### Written problem
Single out the lines that include the word "type". Copy them.

### Stored data
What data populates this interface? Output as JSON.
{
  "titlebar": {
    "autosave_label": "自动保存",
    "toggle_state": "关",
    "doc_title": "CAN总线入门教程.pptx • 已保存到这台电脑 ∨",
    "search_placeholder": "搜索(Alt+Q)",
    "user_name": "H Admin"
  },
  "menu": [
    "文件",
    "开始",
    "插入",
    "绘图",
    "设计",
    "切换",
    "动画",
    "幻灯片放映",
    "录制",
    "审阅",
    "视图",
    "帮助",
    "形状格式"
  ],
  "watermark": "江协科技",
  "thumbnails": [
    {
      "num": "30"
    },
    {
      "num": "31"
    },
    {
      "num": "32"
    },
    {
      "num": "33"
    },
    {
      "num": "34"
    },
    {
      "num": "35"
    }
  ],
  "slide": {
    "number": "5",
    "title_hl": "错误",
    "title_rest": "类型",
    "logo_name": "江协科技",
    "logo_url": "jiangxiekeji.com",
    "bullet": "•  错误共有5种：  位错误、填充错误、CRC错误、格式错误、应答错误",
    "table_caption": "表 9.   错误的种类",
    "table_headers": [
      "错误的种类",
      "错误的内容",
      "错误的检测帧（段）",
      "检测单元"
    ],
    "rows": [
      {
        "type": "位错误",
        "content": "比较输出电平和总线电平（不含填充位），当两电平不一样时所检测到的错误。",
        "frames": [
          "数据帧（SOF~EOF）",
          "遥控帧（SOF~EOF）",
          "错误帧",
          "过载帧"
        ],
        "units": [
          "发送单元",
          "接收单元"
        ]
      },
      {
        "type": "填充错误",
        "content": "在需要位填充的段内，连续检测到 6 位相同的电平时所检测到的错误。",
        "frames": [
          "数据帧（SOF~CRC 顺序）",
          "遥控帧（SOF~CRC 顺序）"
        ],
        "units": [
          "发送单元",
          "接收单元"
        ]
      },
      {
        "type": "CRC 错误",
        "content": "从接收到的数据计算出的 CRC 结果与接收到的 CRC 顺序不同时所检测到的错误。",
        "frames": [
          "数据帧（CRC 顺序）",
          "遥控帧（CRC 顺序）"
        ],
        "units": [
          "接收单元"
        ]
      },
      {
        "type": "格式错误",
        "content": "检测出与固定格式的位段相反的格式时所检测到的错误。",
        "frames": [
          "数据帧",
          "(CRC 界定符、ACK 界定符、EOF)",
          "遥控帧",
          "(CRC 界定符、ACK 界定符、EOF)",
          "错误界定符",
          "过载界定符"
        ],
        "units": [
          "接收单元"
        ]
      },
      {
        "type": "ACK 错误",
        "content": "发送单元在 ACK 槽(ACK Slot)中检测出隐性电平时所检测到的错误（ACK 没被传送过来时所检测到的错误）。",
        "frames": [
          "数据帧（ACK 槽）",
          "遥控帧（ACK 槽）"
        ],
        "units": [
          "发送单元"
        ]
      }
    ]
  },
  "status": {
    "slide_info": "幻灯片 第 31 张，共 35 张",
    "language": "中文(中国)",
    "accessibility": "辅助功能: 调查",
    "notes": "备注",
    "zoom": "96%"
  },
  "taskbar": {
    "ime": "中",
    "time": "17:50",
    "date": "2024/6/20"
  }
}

### Exercise result
        "type": "位错误",
        "type": "填充错误",
        "type": "CRC 错误",
        "type": "格式错误",
        "type": "ACK 错误",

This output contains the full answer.